## DIRECTIVE
Identify each line holding the string "this" and copy it.

[Items from a figure collection]
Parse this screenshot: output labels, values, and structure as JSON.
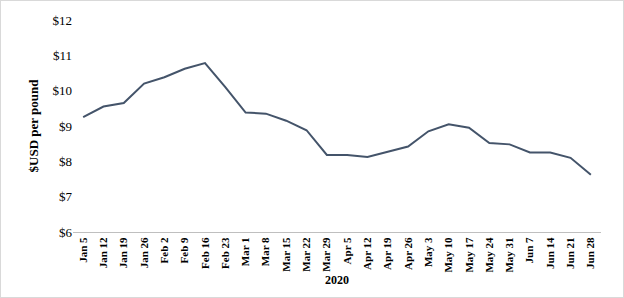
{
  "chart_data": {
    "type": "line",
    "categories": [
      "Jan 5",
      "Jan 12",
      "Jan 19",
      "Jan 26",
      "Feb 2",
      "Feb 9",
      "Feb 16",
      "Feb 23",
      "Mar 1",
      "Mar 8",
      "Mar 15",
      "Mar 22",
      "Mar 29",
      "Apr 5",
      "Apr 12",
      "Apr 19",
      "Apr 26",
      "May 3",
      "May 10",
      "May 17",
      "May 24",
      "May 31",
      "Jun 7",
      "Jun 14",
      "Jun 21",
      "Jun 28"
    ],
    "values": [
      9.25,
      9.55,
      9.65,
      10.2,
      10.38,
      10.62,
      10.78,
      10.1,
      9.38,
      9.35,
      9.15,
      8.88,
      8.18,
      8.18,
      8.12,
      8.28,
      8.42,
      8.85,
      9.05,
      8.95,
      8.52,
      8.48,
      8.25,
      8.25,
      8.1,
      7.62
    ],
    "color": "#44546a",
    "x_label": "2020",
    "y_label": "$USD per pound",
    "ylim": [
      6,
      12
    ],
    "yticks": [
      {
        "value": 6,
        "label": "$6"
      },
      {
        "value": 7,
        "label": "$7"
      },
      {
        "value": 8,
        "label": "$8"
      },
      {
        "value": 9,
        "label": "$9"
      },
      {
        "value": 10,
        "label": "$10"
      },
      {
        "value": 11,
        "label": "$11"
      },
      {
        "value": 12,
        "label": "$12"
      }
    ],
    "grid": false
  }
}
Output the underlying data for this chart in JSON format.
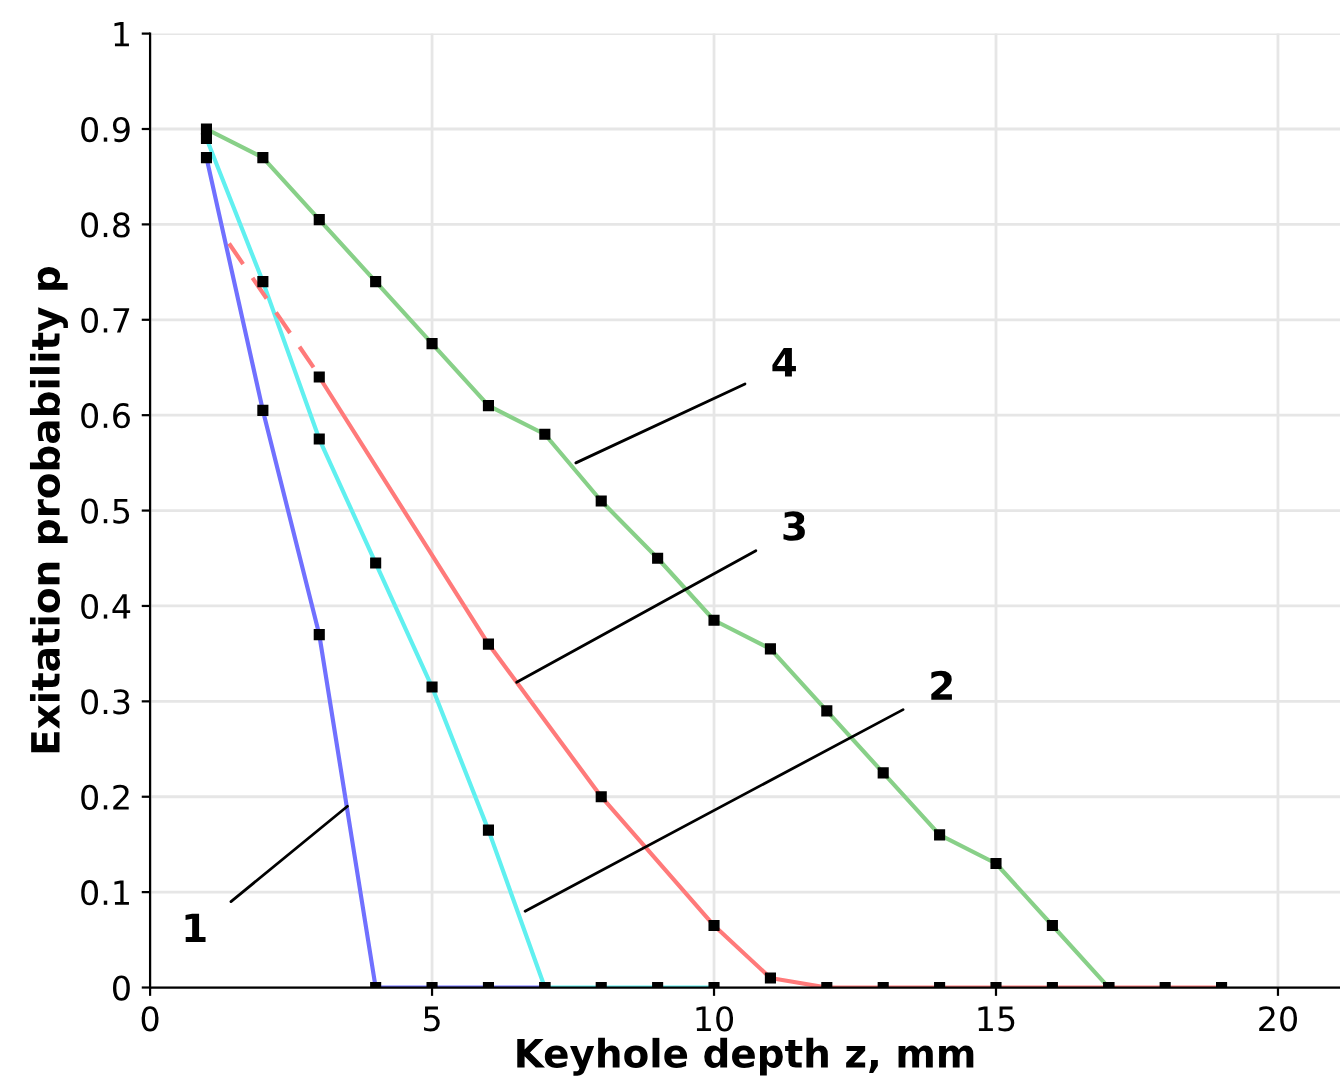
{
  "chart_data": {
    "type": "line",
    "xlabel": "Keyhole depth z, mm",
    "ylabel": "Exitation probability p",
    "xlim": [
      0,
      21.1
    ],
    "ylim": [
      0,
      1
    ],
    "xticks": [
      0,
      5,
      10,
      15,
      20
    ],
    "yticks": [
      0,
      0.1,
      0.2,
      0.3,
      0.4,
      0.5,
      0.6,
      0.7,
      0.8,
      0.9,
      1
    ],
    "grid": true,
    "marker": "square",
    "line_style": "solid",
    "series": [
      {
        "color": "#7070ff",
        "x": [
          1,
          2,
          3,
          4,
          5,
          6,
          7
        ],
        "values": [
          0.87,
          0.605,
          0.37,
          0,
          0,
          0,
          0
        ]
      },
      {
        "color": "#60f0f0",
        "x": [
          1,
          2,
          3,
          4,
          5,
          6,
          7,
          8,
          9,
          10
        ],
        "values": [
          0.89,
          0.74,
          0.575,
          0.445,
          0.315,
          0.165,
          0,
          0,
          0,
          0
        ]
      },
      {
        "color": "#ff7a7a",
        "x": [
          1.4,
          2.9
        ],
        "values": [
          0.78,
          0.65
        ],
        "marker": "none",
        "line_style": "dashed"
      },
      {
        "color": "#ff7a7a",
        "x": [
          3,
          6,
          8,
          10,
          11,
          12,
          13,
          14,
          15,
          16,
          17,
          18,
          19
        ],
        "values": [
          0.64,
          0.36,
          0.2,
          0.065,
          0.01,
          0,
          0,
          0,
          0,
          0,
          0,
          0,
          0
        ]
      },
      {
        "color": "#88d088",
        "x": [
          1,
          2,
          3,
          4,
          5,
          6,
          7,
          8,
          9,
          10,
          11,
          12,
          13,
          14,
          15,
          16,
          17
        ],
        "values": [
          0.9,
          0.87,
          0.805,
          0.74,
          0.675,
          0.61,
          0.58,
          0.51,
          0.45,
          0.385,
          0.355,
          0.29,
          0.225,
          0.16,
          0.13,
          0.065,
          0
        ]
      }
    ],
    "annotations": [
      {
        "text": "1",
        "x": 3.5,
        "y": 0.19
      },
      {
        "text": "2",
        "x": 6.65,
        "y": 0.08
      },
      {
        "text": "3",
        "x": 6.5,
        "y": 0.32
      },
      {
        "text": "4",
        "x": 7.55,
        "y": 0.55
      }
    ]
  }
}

## PROBLEM SOLUTION
Parse this screenshot: output labels, values, and structure as JSON.
Output the underlying data for this chart in JSON format.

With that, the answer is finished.